- WORK REQUIRED -
Please find all lines in the data that hold the string "Schmitz" and copy them.

- PROVIDED RECORDS -
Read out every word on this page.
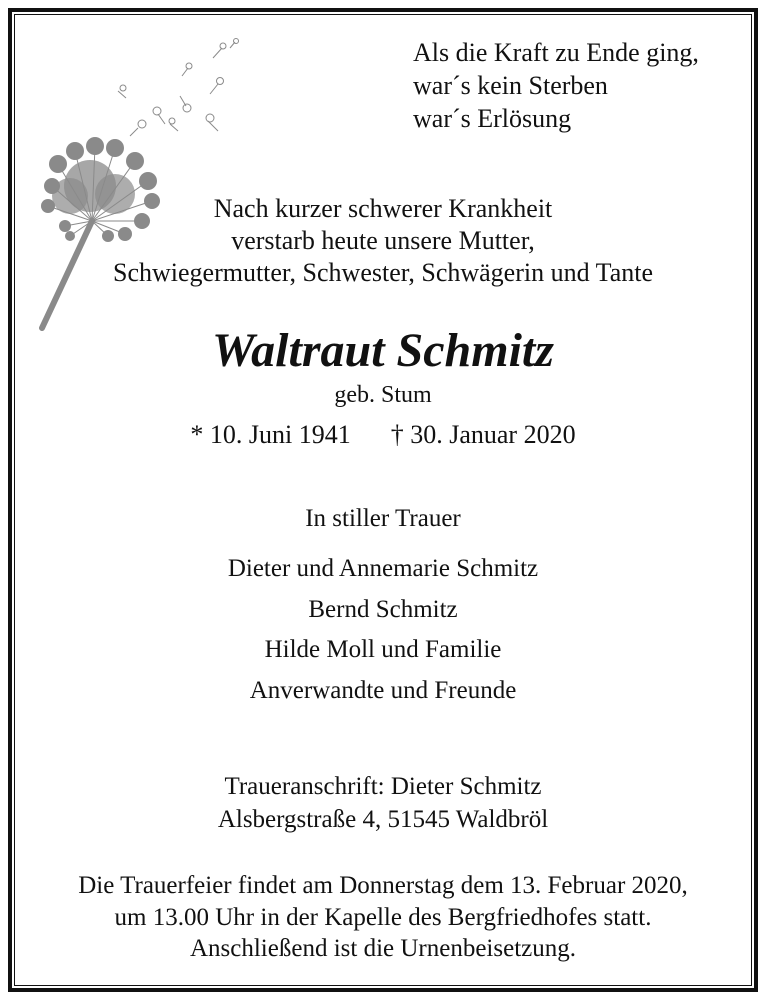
Als die Kraft zu Ende ging,
war´s kein Sterben
war´s Erlösung
Nach kurzer schwerer Krankheit
verstarb heute unsere Mutter,
Schwiegermutter, Schwester, Schwägerin und Tante
Waltraut Schmitz
geb. Stum
* 10. Juni 1941 † 30. Januar 2020
In stiller Trauer
Dieter und Annemarie Schmitz
Bernd Schmitz
Hilde Moll und Familie
Anverwandte und Freunde
Traueranschrift: Dieter Schmitz
Alsbergstraße 4, 51545 Waldbröl
Die Trauerfeier findet am Donnerstag dem 13. Februar 2020,
um 13.00 Uhr in der Kapelle des Bergfriedhofes statt.
Anschließend ist die Urnenbeisetzung.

- SOLVED PROBLEM -
Waltraut Schmitz
Dieter und Annemarie Schmitz
Bernd Schmitz
Traueranschrift: Dieter Schmitz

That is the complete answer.